The entries below should be quoted exactly, with no pictures carried over.
-- BEGIN --
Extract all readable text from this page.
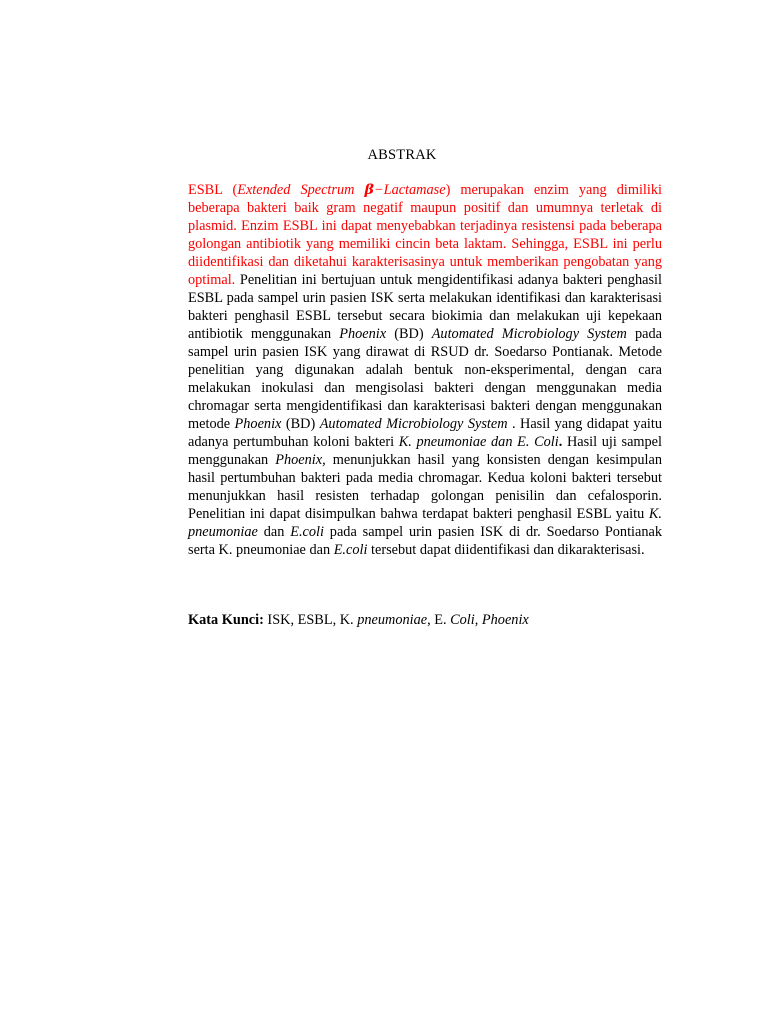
ABSTRAK

ESBL (Extended Spectrum β−Lactamase) merupakan enzim yang dimiliki beberapa bakteri baik gram negatif maupun positif dan umumnya terletak di plasmid. Enzim ESBL ini dapat menyebabkan terjadinya resistensi pada beberapa golongan antibiotik yang memiliki cincin beta laktam. Sehingga, ESBL ini perlu diidentifikasi dan diketahui karakterisasinya untuk memberikan pengobatan yang optimal. Penelitian ini bertujuan untuk mengidentifikasi adanya bakteri penghasil ESBL pada sampel urin pasien ISK serta melakukan identifikasi dan karakterisasi bakteri penghasil ESBL tersebut secara biokimia dan melakukan uji kepekaan antibiotik menggunakan Phoenix (BD) Automated Microbiology System pada sampel urin pasien ISK yang dirawat di RSUD dr. Soedarso Pontianak. Metode penelitian yang digunakan adalah bentuk non-eksperimental, dengan cara melakukan inokulasi dan mengisolasi bakteri dengan menggunakan media chromagar serta mengidentifikasi dan karakterisasi bakteri dengan menggunakan metode Phoenix (BD) Automated Microbiology System . Hasil yang didapat yaitu adanya pertumbuhan koloni bakteri K. pneumoniae dan E. Coli. Hasil uji sampel menggunakan Phoenix, menunjukkan hasil yang konsisten dengan kesimpulan hasil pertumbuhan bakteri pada media chromagar. Kedua koloni bakteri tersebut menunjukkan hasil resisten terhadap golongan penisilin dan cefalosporin. Penelitian ini dapat disimpulkan bahwa terdapat bakteri penghasil ESBL yaitu K. pneumoniae dan E.coli pada sampel urin pasien ISK di dr. Soedarso Pontianak serta K. pneumoniae dan E.coli tersebut dapat diidentifikasi dan dikarakterisasi.

Kata Kunci: ISK, ESBL, K. pneumoniae, E. Coli, Phoenix
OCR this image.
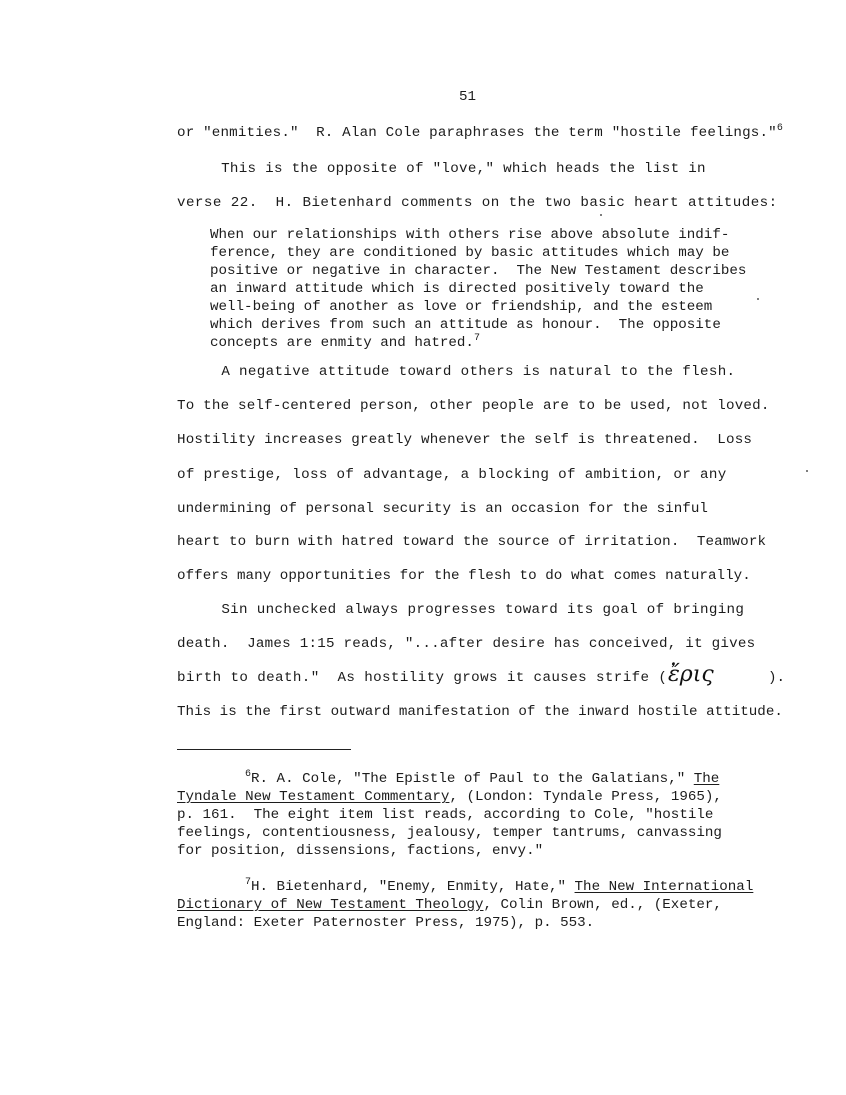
51
or "enmities."  R. Alan Cole paraphrases the term "hostile feelings."$^6$
This is the opposite of "love," which heads the list in
verse 22.  H. Bietenhard comments on the two basic heart attitudes:
When our relationships with others rise above absolute indif-
ference, they are conditioned by basic attitudes which may be
positive or negative in character.  The New Testament describes
an inward attitude which is directed positively toward the
well-being of another as love or friendship, and the esteem
which derives from such an attitude as honour.  The opposite
concepts are enmity and hatred.$^7$
A negative attitude toward others is natural to the flesh.
To the self-centered person, other people are to be used, not loved.
Hostility increases greatly whenever the self is threatened.  Loss
of prestige, loss of advantage, a blocking of ambition, or any
undermining of personal security is an occasion for the sinful
heart to burn with hatred toward the source of irritation.  Teamwork
offers many opportunities for the flesh to do what comes naturally.
Sin unchecked always progresses toward its goal of bringing
death.  James 1:15 reads, "...after desire has conceived, it gives
birth to death."  As hostility grows it causes strife ( ἔρις	).
This is the first outward manifestation of the inward hostile attitude.
$^6$R. A. Cole, "The Epistle of Paul to the Galatians," The
Tyndale New Testament Commentary, (London: Tyndale Press, 1965),
p. 161.  The eight item list reads, according to Cole, "hostile
feelings, contentiousness, jealousy, temper tantrums, canvassing
for position, dissensions, factions, envy."
$^7$H. Bietenhard, "Enemy, Enmity, Hate," The New International
Dictionary of New Testament Theology, Colin Brown, ed., (Exeter,
England: Exeter Paternoster Press, 1975), p. 553.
-- END --
◆ RESPONSE:
Extract all readable text from this page.
ABSTRAK

ESBL (Extended Spectrum β−Lactamase) merupakan enzim yang dimiliki beberapa bakteri baik gram negatif maupun positif dan umumnya terletak di plasmid. Enzim ESBL ini dapat menyebabkan terjadinya resistensi pada beberapa golongan antibiotik yang memiliki cincin beta laktam. Sehingga, ESBL ini perlu diidentifikasi dan diketahui karakterisasinya untuk memberikan pengobatan yang optimal. Penelitian ini bertujuan untuk mengidentifikasi adanya bakteri penghasil ESBL pada sampel urin pasien ISK serta melakukan identifikasi dan karakterisasi bakteri penghasil ESBL tersebut secara biokimia dan melakukan uji kepekaan antibiotik menggunakan Phoenix (BD) Automated Microbiology System pada sampel urin pasien ISK yang dirawat di RSUD dr. Soedarso Pontianak. Metode penelitian yang digunakan adalah bentuk non-eksperimental, dengan cara melakukan inokulasi dan mengisolasi bakteri dengan menggunakan media chromagar serta mengidentifikasi dan karakterisasi bakteri dengan menggunakan metode Phoenix (BD) Automated Microbiology System . Hasil yang didapat yaitu adanya pertumbuhan koloni bakteri K. pneumoniae dan E. Coli. Hasil uji sampel menggunakan Phoenix, menunjukkan hasil yang konsisten dengan kesimpulan hasil pertumbuhan bakteri pada media chromagar. Kedua koloni bakteri tersebut menunjukkan hasil resisten terhadap golongan penisilin dan cefalosporin. Penelitian ini dapat disimpulkan bahwa terdapat bakteri penghasil ESBL yaitu K. pneumoniae dan E.coli pada sampel urin pasien ISK di dr. Soedarso Pontianak serta K. pneumoniae dan E.coli tersebut dapat diidentifikasi dan dikarakterisasi.

Kata Kunci: ISK, ESBL, K. pneumoniae, E. Coli, Phoenix
OCR this image.
51
or "enmities."  R. Alan Cole paraphrases the term "hostile feelings."$^6$
This is the opposite of "love," which heads the list in
verse 22.  H. Bietenhard comments on the two basic heart attitudes:
When our relationships with others rise above absolute indif-
ference, they are conditioned by basic attitudes which may be
positive or negative in character.  The New Testament describes
an inward attitude which is directed positively toward the
well-being of another as love or friendship, and the esteem
which derives from such an attitude as honour.  The opposite
concepts are enmity and hatred.$^7$
A negative attitude toward others is natural to the flesh.
To the self-centered person, other people are to be used, not loved.
Hostility increases greatly whenever the self is threatened.  Loss
of prestige, loss of advantage, a blocking of ambition, or any
undermining of personal security is an occasion for the sinful
heart to burn with hatred toward the source of irritation.  Teamwork
offers many opportunities for the flesh to do what comes naturally.
Sin unchecked always progresses toward its goal of bringing
death.  James 1:15 reads, "...after desire has conceived, it gives
birth to death."  As hostility grows it causes strife ( ἔρις	).
This is the first outward manifestation of the inward hostile attitude.
$^6$R. A. Cole, "The Epistle of Paul to the Galatians," The
Tyndale New Testament Commentary, (London: Tyndale Press, 1965),
p. 161.  The eight item list reads, according to Cole, "hostile
feelings, contentiousness, jealousy, temper tantrums, canvassing
for position, dissensions, factions, envy."
$^7$H. Bietenhard, "Enemy, Enmity, Hate," The New International
Dictionary of New Testament Theology, Colin Brown, ed., (Exeter,
England: Exeter Paternoster Press, 1975), p. 553.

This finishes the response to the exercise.